**Objective**
Return the data exactly, with all pictures removed.

**Entries supplied**
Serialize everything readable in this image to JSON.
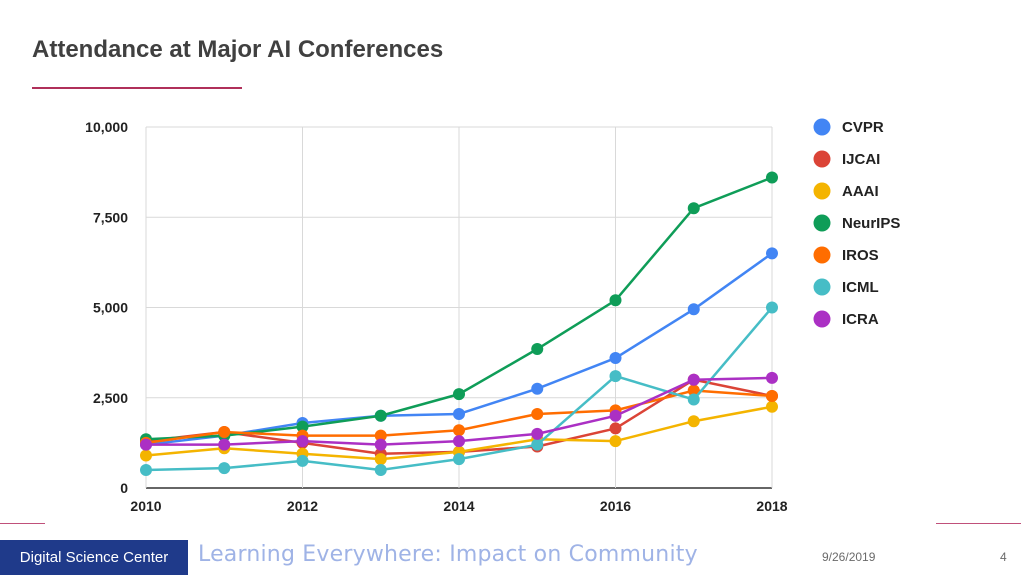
{
  "slide": {
    "title": "Attendance at Major AI Conferences",
    "footer": {
      "brand": "Digital Science Center",
      "tagline": "Learning Everywhere: Impact on Community",
      "date": "9/26/2019",
      "page": "4"
    }
  },
  "chart_data": {
    "type": "line",
    "title": "",
    "xlabel": "",
    "ylabel": "",
    "x": [
      2010,
      2011,
      2012,
      2013,
      2014,
      2015,
      2016,
      2017,
      2018
    ],
    "x_ticks": [
      "2010",
      "2012",
      "2014",
      "2016",
      "2018"
    ],
    "x_tick_values": [
      2010,
      2012,
      2014,
      2016,
      2018
    ],
    "y_ticks": [
      "0",
      "2,500",
      "5,000",
      "7,500",
      "10,000"
    ],
    "y_tick_values": [
      0,
      2500,
      5000,
      7500,
      10000
    ],
    "ylim": [
      0,
      10000
    ],
    "grid": true,
    "legend_position": "right",
    "series": [
      {
        "name": "CVPR",
        "color": "#4285f4",
        "values": [
          1200,
          1450,
          1800,
          2000,
          2050,
          2750,
          3600,
          4950,
          6500
        ]
      },
      {
        "name": "IJCAI",
        "color": "#db4437",
        "values": [
          1300,
          1550,
          1250,
          950,
          1000,
          1150,
          1650,
          3000,
          2550
        ]
      },
      {
        "name": "AAAI",
        "color": "#f4b400",
        "values": [
          900,
          1100,
          950,
          800,
          1000,
          1350,
          1300,
          1850,
          2250
        ]
      },
      {
        "name": "NeurIPS",
        "color": "#0f9d58",
        "values": [
          1350,
          1450,
          1700,
          2000,
          2600,
          3850,
          5200,
          7750,
          8600
        ]
      },
      {
        "name": "IROS",
        "color": "#ff6d00",
        "values": [
          1250,
          1550,
          1450,
          1450,
          1600,
          2050,
          2150,
          2700,
          2550
        ]
      },
      {
        "name": "ICML",
        "color": "#46bdc6",
        "values": [
          500,
          550,
          750,
          500,
          800,
          1200,
          3100,
          2450,
          5000
        ]
      },
      {
        "name": "ICRA",
        "color": "#ab30c4",
        "values": [
          1200,
          1200,
          1300,
          1200,
          1300,
          1500,
          2000,
          3000,
          3050
        ]
      }
    ]
  }
}
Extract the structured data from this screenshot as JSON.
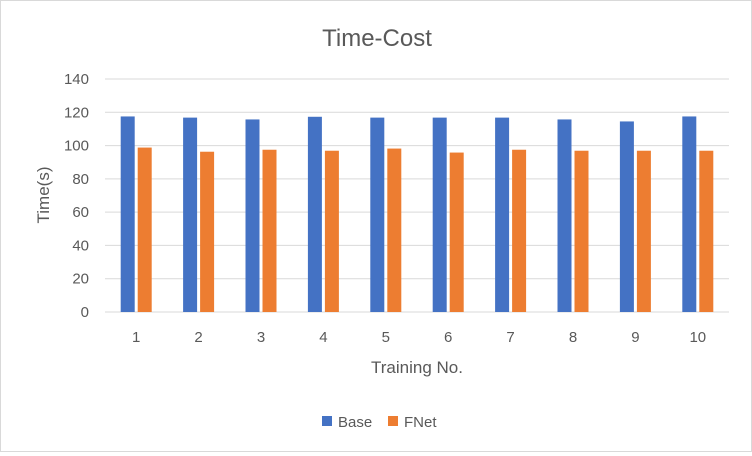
{
  "chart_data": {
    "type": "bar",
    "title": "Time-Cost",
    "xlabel": "Training No.",
    "ylabel": "Time(s)",
    "ylim": [
      0,
      140
    ],
    "yticks": [
      0,
      20,
      40,
      60,
      80,
      100,
      120,
      140
    ],
    "categories": [
      "1",
      "2",
      "3",
      "4",
      "5",
      "6",
      "7",
      "8",
      "9",
      "10"
    ],
    "series": [
      {
        "name": "Base",
        "color": "#4472c4",
        "values": [
          117.5,
          116.8,
          115.7,
          117.3,
          116.8,
          116.8,
          116.8,
          115.7,
          114.5,
          117.5
        ]
      },
      {
        "name": "FNet",
        "color": "#ed7d31",
        "values": [
          98.8,
          96.3,
          97.5,
          96.9,
          98.2,
          95.8,
          97.5,
          96.9,
          96.9,
          96.9
        ]
      }
    ],
    "grid": true,
    "gridColor": "#d9d9d9",
    "legend": "bottom"
  }
}
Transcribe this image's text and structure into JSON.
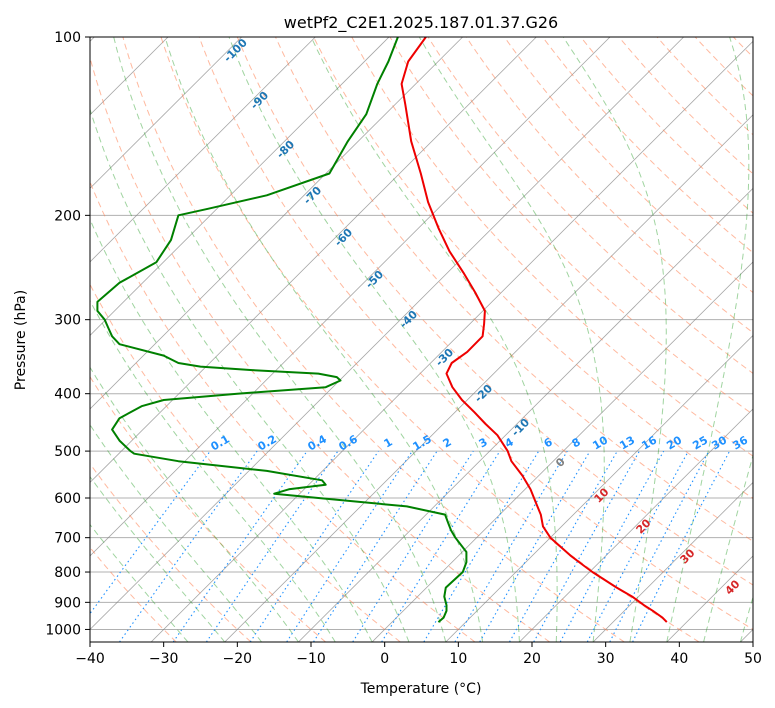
{
  "chart_data": {
    "type": "line",
    "title": "wetPf2_C2E1.2025.187.01.37.G26",
    "xlabel": "Temperature (°C)",
    "ylabel": "Pressure (hPa)",
    "xlim": [
      -40,
      50
    ],
    "ylim": [
      1050,
      100
    ],
    "y_scale": "log",
    "x_ticks": [
      -40,
      -30,
      -20,
      -10,
      0,
      10,
      20,
      30,
      40,
      50
    ],
    "y_ticks": [
      1000,
      900,
      800,
      700,
      600,
      500,
      400,
      300,
      200,
      100
    ],
    "grid": true,
    "colors": {
      "temperature": "#ee0000",
      "dewpoint": "#008000",
      "dry_adiabat": "#ff7f50",
      "moist_adiabat": "#2ca02c",
      "mixing_ratio": "#1e90ff",
      "isotherm": "#808080",
      "dry_label": "#1f77b4",
      "moist_label": "#d62728"
    },
    "series": [
      {
        "role": "temperature",
        "pressure": [
          972,
          955,
          930,
          910,
          880,
          850,
          800,
          780,
          750,
          700,
          670,
          640,
          610,
          580,
          550,
          520,
          500,
          470,
          450,
          430,
          410,
          390,
          370,
          355,
          340,
          320,
          305,
          290,
          270,
          250,
          230,
          210,
          190,
          170,
          150,
          130,
          120,
          110,
          100
        ],
        "temperature": [
          38.3,
          37.7,
          36.4,
          35.2,
          33.6,
          31.5,
          28.2,
          27.0,
          25.2,
          22.5,
          21.5,
          21.2,
          20.5,
          19.8,
          18.7,
          17.2,
          16.7,
          15.3,
          13.7,
          12.2,
          10.5,
          9.2,
          8.4,
          9.1,
          11.2,
          13.3,
          13.5,
          13.6,
          12.3,
          10.7,
          8.8,
          7.3,
          5.9,
          4.9,
          3.6,
          2.8,
          2.3,
          3.2,
          5.6
        ]
      },
      {
        "role": "dewpoint",
        "pressure": [
          972,
          955,
          930,
          910,
          880,
          850,
          800,
          770,
          740,
          700,
          680,
          660,
          640,
          620,
          600,
          590,
          580,
          570,
          560,
          540,
          520,
          505,
          500,
          480,
          460,
          440,
          420,
          410,
          400,
          390,
          380,
          375,
          370,
          365,
          360,
          355,
          345,
          330,
          320,
          310,
          300,
          290,
          280,
          260,
          240,
          220,
          200,
          195,
          185,
          170,
          150,
          135,
          120,
          110,
          100
        ],
        "dewpoint": [
          7.3,
          8.0,
          8.4,
          8.4,
          8.1,
          8.3,
          10.6,
          11.1,
          11.1,
          9.6,
          9.0,
          8.6,
          8.2,
          3.0,
          -9.0,
          -15.0,
          -13.0,
          -8.0,
          -8.5,
          -16.0,
          -28.0,
          -34.0,
          -34.5,
          -36.0,
          -37.0,
          -36.0,
          -33.0,
          -30.0,
          -20.0,
          -8.0,
          -6.0,
          -6.5,
          -9.0,
          -18.0,
          -25.0,
          -28.0,
          -30.0,
          -36.0,
          -37.0,
          -37.5,
          -38.0,
          -39.0,
          -39.0,
          -36.0,
          -31.0,
          -29.0,
          -28.0,
          -24.0,
          -16.0,
          -7.5,
          -5.0,
          -2.5,
          -1.0,
          0.5,
          1.8
        ]
      }
    ],
    "dry_adiabat_labels": [
      "-100",
      "-90",
      "-80",
      "-70",
      "-60",
      "-50",
      "-40",
      "-30",
      "-20",
      "-10"
    ],
    "moist_adiabat_labels": [
      "0",
      "10",
      "20",
      "30",
      "40"
    ],
    "mixing_ratio_labels": [
      "0.1",
      "0.2",
      "0.4",
      "0.6",
      "1",
      "1.5",
      "2",
      "3",
      "4",
      "6",
      "8",
      "10",
      "13",
      "16",
      "20",
      "25",
      "30",
      "36"
    ]
  }
}
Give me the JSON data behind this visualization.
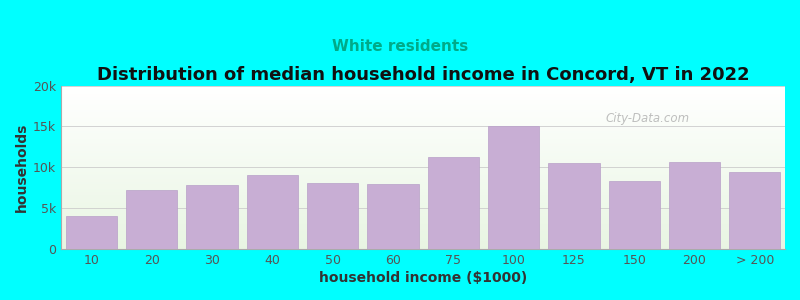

**Reply to the exercise**
Serialize everything readable in this image to JSON.
{
  "slide": {
    "title": "Attendance at Major AI Conferences",
    "footer": {
      "brand": "Digital Science Center",
      "tagline": "Learning Everywhere: Impact on Community",
      "date": "9/26/2019",
      "page": "4"
    }
  },
  "chart_data": {
    "type": "line",
    "title": "",
    "xlabel": "",
    "ylabel": "",
    "x": [
      2010,
      2011,
      2012,
      2013,
      2014,
      2015,
      2016,
      2017,
      2018
    ],
    "x_ticks": [
      "2010",
      "2012",
      "2014",
      "2016",
      "2018"
    ],
    "x_tick_values": [
      2010,
      2012,
      2014,
      2016,
      2018
    ],
    "y_ticks": [
      "0",
      "2,500",
      "5,000",
      "7,500",
      "10,000"
    ],
    "y_tick_values": [
      0,
      2500,
      5000,
      7500,
      10000
    ],
    "ylim": [
      0,
      10000
    ],
    "grid": true,
    "legend_position": "right",
    "series": [
      {
        "name": "CVPR",
        "color": "#4285f4",
        "values": [
          1200,
          1450,
          1800,
          2000,
          2050,
          2750,
          3600,
          4950,
          6500
        ]
      },
      {
        "name": "IJCAI",
        "color": "#db4437",
        "values": [
          1300,
          1550,
          1250,
          950,
          1000,
          1150,
          1650,
          3000,
          2550
        ]
      },
      {
        "name": "AAAI",
        "color": "#f4b400",
        "values": [
          900,
          1100,
          950,
          800,
          1000,
          1350,
          1300,
          1850,
          2250
        ]
      },
      {
        "name": "NeurIPS",
        "color": "#0f9d58",
        "values": [
          1350,
          1450,
          1700,
          2000,
          2600,
          3850,
          5200,
          7750,
          8600
        ]
      },
      {
        "name": "IROS",
        "color": "#ff6d00",
        "values": [
          1250,
          1550,
          1450,
          1450,
          1600,
          2050,
          2150,
          2700,
          2550
        ]
      },
      {
        "name": "ICML",
        "color": "#46bdc6",
        "values": [
          500,
          550,
          750,
          500,
          800,
          1200,
          3100,
          2450,
          5000
        ]
      },
      {
        "name": "ICRA",
        "color": "#ab30c4",
        "values": [
          1200,
          1200,
          1300,
          1200,
          1300,
          1500,
          2000,
          3000,
          3050
        ]
      }
    ]
  }
}
Extract the structured data from this screenshot as JSON.
{
  "chart_data": {
    "type": "bar",
    "title": "Time-Cost",
    "xlabel": "Training No.",
    "ylabel": "Time(s)",
    "ylim": [
      0,
      140
    ],
    "yticks": [
      0,
      20,
      40,
      60,
      80,
      100,
      120,
      140
    ],
    "categories": [
      "1",
      "2",
      "3",
      "4",
      "5",
      "6",
      "7",
      "8",
      "9",
      "10"
    ],
    "series": [
      {
        "name": "Base",
        "color": "#4472c4",
        "values": [
          117.5,
          116.8,
          115.7,
          117.3,
          116.8,
          116.8,
          116.8,
          115.7,
          114.5,
          117.5
        ]
      },
      {
        "name": "FNet",
        "color": "#ed7d31",
        "values": [
          98.8,
          96.3,
          97.5,
          96.9,
          98.2,
          95.8,
          97.5,
          96.9,
          96.9,
          96.9
        ]
      }
    ],
    "grid": true,
    "gridColor": "#d9d9d9",
    "legend": "bottom"
  }
}
Transcribe this image's text and structure into JSON.
{
  "chart_data": {
    "type": "line",
    "title": "wetPf2_C2E1.2025.187.01.37.G26",
    "xlabel": "Temperature (°C)",
    "ylabel": "Pressure (hPa)",
    "xlim": [
      -40,
      50
    ],
    "ylim": [
      1050,
      100
    ],
    "y_scale": "log",
    "x_ticks": [
      -40,
      -30,
      -20,
      -10,
      0,
      10,
      20,
      30,
      40,
      50
    ],
    "y_ticks": [
      1000,
      900,
      800,
      700,
      600,
      500,
      400,
      300,
      200,
      100
    ],
    "grid": true,
    "colors": {
      "temperature": "#ee0000",
      "dewpoint": "#008000",
      "dry_adiabat": "#ff7f50",
      "moist_adiabat": "#2ca02c",
      "mixing_ratio": "#1e90ff",
      "isotherm": "#808080",
      "dry_label": "#1f77b4",
      "moist_label": "#d62728"
    },
    "series": [
      {
        "role": "temperature",
        "pressure": [
          972,
          955,
          930,
          910,
          880,
          850,
          800,
          780,
          750,
          700,
          670,
          640,
          610,
          580,
          550,
          520,
          500,
          470,
          450,
          430,
          410,
          390,
          370,
          355,
          340,
          320,
          305,
          290,
          270,
          250,
          230,
          210,
          190,
          170,
          150,
          130,
          120,
          110,
          100
        ],
        "temperature": [
          38.3,
          37.7,
          36.4,
          35.2,
          33.6,
          31.5,
          28.2,
          27.0,
          25.2,
          22.5,
          21.5,
          21.2,
          20.5,
          19.8,
          18.7,
          17.2,
          16.7,
          15.3,
          13.7,
          12.2,
          10.5,
          9.2,
          8.4,
          9.1,
          11.2,
          13.3,
          13.5,
          13.6,
          12.3,
          10.7,
          8.8,
          7.3,
          5.9,
          4.9,
          3.6,
          2.8,
          2.3,
          3.2,
          5.6
        ]
      },
      {
        "role": "dewpoint",
        "pressure": [
          972,
          955,
          930,
          910,
          880,
          850,
          800,
          770,
          740,
          700,
          680,
          660,
          640,
          620,
          600,
          590,
          580,
          570,
          560,
          540,
          520,
          505,
          500,
          480,
          460,
          440,
          420,
          410,
          400,
          390,
          380,
          375,
          370,
          365,
          360,
          355,
          345,
          330,
          320,
          310,
          300,
          290,
          280,
          260,
          240,
          220,
          200,
          195,
          185,
          170,
          150,
          135,
          120,
          110,
          100
        ],
        "dewpoint": [
          7.3,
          8.0,
          8.4,
          8.4,
          8.1,
          8.3,
          10.6,
          11.1,
          11.1,
          9.6,
          9.0,
          8.6,
          8.2,
          3.0,
          -9.0,
          -15.0,
          -13.0,
          -8.0,
          -8.5,
          -16.0,
          -28.0,
          -34.0,
          -34.5,
          -36.0,
          -37.0,
          -36.0,
          -33.0,
          -30.0,
          -20.0,
          -8.0,
          -6.0,
          -6.5,
          -9.0,
          -18.0,
          -25.0,
          -28.0,
          -30.0,
          -36.0,
          -37.0,
          -37.5,
          -38.0,
          -39.0,
          -39.0,
          -36.0,
          -31.0,
          -29.0,
          -28.0,
          -24.0,
          -16.0,
          -7.5,
          -5.0,
          -2.5,
          -1.0,
          0.5,
          1.8
        ]
      }
    ],
    "dry_adiabat_labels": [
      "-100",
      "-90",
      "-80",
      "-70",
      "-60",
      "-50",
      "-40",
      "-30",
      "-20",
      "-10"
    ],
    "moist_adiabat_labels": [
      "0",
      "10",
      "20",
      "30",
      "40"
    ],
    "mixing_ratio_labels": [
      "0.1",
      "0.2",
      "0.4",
      "0.6",
      "1",
      "1.5",
      "2",
      "3",
      "4",
      "6",
      "8",
      "10",
      "13",
      "16",
      "20",
      "25",
      "30",
      "36"
    ]
  }
}
Give me the JSON data behind this visualization.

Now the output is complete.